● Your objective
Answer with a number only: how many lines of the data contain "this"?

---------- Entries supplied ----------

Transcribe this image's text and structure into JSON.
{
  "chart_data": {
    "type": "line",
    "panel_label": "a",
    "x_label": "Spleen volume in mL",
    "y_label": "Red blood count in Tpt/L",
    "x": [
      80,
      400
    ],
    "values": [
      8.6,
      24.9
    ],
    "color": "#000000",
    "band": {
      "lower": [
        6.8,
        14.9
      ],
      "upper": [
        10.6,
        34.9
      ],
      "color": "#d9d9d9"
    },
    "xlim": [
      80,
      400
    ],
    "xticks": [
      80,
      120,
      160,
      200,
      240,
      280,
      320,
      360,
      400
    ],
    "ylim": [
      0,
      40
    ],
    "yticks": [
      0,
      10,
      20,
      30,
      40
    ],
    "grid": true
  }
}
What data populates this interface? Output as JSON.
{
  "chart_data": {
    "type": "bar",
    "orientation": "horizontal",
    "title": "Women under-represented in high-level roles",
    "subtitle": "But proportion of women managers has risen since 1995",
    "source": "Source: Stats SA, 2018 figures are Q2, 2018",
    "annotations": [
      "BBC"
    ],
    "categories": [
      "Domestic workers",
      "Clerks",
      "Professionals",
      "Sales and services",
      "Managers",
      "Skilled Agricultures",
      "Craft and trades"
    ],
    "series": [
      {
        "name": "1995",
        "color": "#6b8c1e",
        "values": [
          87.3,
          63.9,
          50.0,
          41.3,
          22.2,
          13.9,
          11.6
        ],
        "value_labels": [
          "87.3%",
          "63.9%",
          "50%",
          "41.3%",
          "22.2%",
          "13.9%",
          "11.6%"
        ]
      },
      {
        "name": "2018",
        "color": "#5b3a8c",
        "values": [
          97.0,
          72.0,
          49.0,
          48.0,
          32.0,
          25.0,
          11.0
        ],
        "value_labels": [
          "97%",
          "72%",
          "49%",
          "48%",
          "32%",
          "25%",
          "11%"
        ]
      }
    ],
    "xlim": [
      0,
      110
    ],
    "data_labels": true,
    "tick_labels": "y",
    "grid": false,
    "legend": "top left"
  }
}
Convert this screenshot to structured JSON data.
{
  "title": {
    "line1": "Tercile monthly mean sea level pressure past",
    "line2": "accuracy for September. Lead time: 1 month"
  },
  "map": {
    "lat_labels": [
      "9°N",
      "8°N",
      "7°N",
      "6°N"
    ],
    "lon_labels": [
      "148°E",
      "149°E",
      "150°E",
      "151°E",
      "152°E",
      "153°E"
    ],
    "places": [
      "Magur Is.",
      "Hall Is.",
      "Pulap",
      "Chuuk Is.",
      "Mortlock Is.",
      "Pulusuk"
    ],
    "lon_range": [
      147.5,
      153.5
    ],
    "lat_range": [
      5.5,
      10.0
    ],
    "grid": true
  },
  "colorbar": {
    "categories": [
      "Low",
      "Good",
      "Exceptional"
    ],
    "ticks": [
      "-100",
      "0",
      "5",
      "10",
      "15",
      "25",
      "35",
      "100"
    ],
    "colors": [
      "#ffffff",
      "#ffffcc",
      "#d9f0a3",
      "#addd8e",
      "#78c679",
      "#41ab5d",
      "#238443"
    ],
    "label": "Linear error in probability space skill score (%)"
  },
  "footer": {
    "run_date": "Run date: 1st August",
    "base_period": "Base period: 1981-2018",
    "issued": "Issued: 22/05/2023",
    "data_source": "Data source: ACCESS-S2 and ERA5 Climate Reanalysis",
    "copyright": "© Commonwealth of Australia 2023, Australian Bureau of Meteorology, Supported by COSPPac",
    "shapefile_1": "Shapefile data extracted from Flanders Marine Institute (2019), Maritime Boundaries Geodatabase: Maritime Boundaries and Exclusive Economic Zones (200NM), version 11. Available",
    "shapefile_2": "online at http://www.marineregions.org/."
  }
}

----------

● Answer
3